Written exercise: Print the entries below in their entirety, exactly as they are written.

[Saved entries]
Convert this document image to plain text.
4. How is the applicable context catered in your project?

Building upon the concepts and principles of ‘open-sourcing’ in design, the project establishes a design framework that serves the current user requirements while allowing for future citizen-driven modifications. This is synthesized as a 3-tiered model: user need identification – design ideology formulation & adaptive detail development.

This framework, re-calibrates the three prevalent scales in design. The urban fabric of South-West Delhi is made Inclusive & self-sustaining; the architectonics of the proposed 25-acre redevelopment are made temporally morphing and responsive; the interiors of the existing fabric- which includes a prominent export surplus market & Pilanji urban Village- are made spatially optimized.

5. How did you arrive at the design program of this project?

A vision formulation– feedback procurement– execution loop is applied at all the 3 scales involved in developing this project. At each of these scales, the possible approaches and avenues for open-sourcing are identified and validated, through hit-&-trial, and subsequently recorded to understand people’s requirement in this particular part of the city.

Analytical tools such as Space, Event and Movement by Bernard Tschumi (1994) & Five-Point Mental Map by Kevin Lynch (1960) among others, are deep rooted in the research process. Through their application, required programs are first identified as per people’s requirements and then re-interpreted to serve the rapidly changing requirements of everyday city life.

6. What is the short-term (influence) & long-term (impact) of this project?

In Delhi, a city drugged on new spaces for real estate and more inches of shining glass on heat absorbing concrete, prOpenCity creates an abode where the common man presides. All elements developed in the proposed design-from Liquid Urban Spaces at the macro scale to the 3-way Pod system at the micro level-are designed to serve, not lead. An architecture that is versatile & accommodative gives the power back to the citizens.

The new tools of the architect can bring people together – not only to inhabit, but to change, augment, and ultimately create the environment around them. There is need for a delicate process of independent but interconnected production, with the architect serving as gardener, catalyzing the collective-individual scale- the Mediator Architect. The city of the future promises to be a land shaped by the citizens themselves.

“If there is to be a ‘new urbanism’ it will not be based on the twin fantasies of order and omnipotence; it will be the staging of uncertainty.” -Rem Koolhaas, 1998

Correct response:
Convert this document image to plain text.
4. How is the applicable context catered in your project?

Building upon the concepts and principles of ‘open-sourcing’ in design, the project establishes a design framework that serves the current user requirements while allowing for future citizen-driven modifications. This is synthesized as a 3-tiered model: user need identification – design ideology formulation & adaptive detail development.

This framework, re-calibrates the three prevalent scales in design. The urban fabric of South-West Delhi is made Inclusive & self-sustaining; the architectonics of the proposed 25-acre redevelopment are made temporally morphing and responsive; the interiors of the existing fabric- which includes a prominent export surplus market & Pilanji urban Village- are made spatially optimized.

5. How did you arrive at the design program of this project?

A vision formulation– feedback procurement– execution loop is applied at all the 3 scales involved in developing this project. At each of these scales, the possible approaches and avenues for open-sourcing are identified and validated, through hit-&-trial, and subsequently recorded to understand people’s requirement in this particular part of the city.

Analytical tools such as Space, Event and Movement by Bernard Tschumi (1994) & Five-Point Mental Map by Kevin Lynch (1960) among others, are deep rooted in the research process. Through their application, required programs are first identified as per people’s requirements and then re-interpreted to serve the rapidly changing requirements of everyday city life.

6. What is the short-term (influence) & long-term (impact) of this project?

In Delhi, a city drugged on new spaces for real estate and more inches of shining glass on heat absorbing concrete, prOpenCity creates an abode where the common man presides. All elements developed in the proposed design-from Liquid Urban Spaces at the macro scale to the 3-way Pod system at the micro level-are designed to serve, not lead. An architecture that is versatile & accommodative gives the power back to the citizens.

The new tools of the architect can bring people together – not only to inhabit, but to change, augment, and ultimately create the environment around them. There is need for a delicate process of independent but interconnected production, with the architect serving as gardener, catalyzing the collective-individual scale- the Mediator Architect. The city of the future promises to be a land shaped by the citizens themselves.

“If there is to be a ‘new urbanism’ it will not be based on the twin fantasies of order and omnipotence; it will be the staging of uncertainty.” -Rem Koolhaas, 1998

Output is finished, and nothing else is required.